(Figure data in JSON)
====

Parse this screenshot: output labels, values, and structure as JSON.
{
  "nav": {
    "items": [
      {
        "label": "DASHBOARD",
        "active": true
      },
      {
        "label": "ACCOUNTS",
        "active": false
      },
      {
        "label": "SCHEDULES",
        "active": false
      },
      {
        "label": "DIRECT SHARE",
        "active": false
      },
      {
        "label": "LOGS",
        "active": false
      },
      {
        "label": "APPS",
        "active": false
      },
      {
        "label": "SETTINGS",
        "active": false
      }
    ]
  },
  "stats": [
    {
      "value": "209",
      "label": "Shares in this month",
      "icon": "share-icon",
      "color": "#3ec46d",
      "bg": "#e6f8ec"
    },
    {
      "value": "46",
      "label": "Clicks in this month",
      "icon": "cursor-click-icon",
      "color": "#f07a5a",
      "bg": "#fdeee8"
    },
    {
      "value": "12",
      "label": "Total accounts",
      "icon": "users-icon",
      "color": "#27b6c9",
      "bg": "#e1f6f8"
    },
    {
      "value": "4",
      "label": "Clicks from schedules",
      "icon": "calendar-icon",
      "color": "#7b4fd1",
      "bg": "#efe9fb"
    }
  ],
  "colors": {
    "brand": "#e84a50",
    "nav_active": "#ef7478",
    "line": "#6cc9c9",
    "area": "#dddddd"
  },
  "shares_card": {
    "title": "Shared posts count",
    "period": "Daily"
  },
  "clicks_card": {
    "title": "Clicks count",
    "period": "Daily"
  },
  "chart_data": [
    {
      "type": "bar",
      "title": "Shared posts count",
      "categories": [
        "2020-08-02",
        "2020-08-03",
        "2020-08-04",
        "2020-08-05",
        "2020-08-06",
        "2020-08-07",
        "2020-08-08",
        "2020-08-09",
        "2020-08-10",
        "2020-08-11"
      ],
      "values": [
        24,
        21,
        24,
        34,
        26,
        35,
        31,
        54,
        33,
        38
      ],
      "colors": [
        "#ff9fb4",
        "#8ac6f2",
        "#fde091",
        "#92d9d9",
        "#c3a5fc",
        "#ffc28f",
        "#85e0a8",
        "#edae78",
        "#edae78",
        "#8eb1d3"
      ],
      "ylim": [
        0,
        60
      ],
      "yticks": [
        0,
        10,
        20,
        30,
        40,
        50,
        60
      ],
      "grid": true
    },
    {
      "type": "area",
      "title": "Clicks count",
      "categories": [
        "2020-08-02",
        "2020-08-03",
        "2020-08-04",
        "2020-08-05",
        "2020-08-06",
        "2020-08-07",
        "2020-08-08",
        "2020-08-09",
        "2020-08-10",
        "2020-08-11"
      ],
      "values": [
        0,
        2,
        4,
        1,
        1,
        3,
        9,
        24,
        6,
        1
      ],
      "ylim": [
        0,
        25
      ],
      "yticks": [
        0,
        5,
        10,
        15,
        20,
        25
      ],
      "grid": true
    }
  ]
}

====

PROBLEM REQUIREMENTS: All of the entries above should be written out again exactly.

RESULT:
Parse this screenshot: output labels, values, and structure as JSON.
{
  "nav": {
    "items": [
      {
        "label": "DASHBOARD",
        "active": true
      },
      {
        "label": "ACCOUNTS",
        "active": false
      },
      {
        "label": "SCHEDULES",
        "active": false
      },
      {
        "label": "DIRECT SHARE",
        "active": false
      },
      {
        "label": "LOGS",
        "active": false
      },
      {
        "label": "APPS",
        "active": false
      },
      {
        "label": "SETTINGS",
        "active": false
      }
    ]
  },
  "stats": [
    {
      "value": "209",
      "label": "Shares in this month",
      "icon": "share-icon",
      "color": "#3ec46d",
      "bg": "#e6f8ec"
    },
    {
      "value": "46",
      "label": "Clicks in this month",
      "icon": "cursor-click-icon",
      "color": "#f07a5a",
      "bg": "#fdeee8"
    },
    {
      "value": "12",
      "label": "Total accounts",
      "icon": "users-icon",
      "color": "#27b6c9",
      "bg": "#e1f6f8"
    },
    {
      "value": "4",
      "label": "Clicks from schedules",
      "icon": "calendar-icon",
      "color": "#7b4fd1",
      "bg": "#efe9fb"
    }
  ],
  "colors": {
    "brand": "#e84a50",
    "nav_active": "#ef7478",
    "line": "#6cc9c9",
    "area": "#dddddd"
  },
  "shares_card": {
    "title": "Shared posts count",
    "period": "Daily"
  },
  "clicks_card": {
    "title": "Clicks count",
    "period": "Daily"
  },
  "chart_data": [
    {
      "type": "bar",
      "title": "Shared posts count",
      "categories": [
        "2020-08-02",
        "2020-08-03",
        "2020-08-04",
        "2020-08-05",
        "2020-08-06",
        "2020-08-07",
        "2020-08-08",
        "2020-08-09",
        "2020-08-10",
        "2020-08-11"
      ],
      "values": [
        24,
        21,
        24,
        34,
        26,
        35,
        31,
        54,
        33,
        38
      ],
      "colors": [
        "#ff9fb4",
        "#8ac6f2",
        "#fde091",
        "#92d9d9",
        "#c3a5fc",
        "#ffc28f",
        "#85e0a8",
        "#edae78",
        "#edae78",
        "#8eb1d3"
      ],
      "ylim": [
        0,
        60
      ],
      "yticks": [
        0,
        10,
        20,
        30,
        40,
        50,
        60
      ],
      "grid": true
    },
    {
      "type": "area",
      "title": "Clicks count",
      "categories": [
        "2020-08-02",
        "2020-08-03",
        "2020-08-04",
        "2020-08-05",
        "2020-08-06",
        "2020-08-07",
        "2020-08-08",
        "2020-08-09",
        "2020-08-10",
        "2020-08-11"
      ],
      "values": [
        0,
        2,
        4,
        1,
        1,
        3,
        9,
        24,
        6,
        1
      ],
      "ylim": [
        0,
        25
      ],
      "yticks": [
        0,
        5,
        10,
        15,
        20,
        25
      ],
      "grid": true
    }
  ]
}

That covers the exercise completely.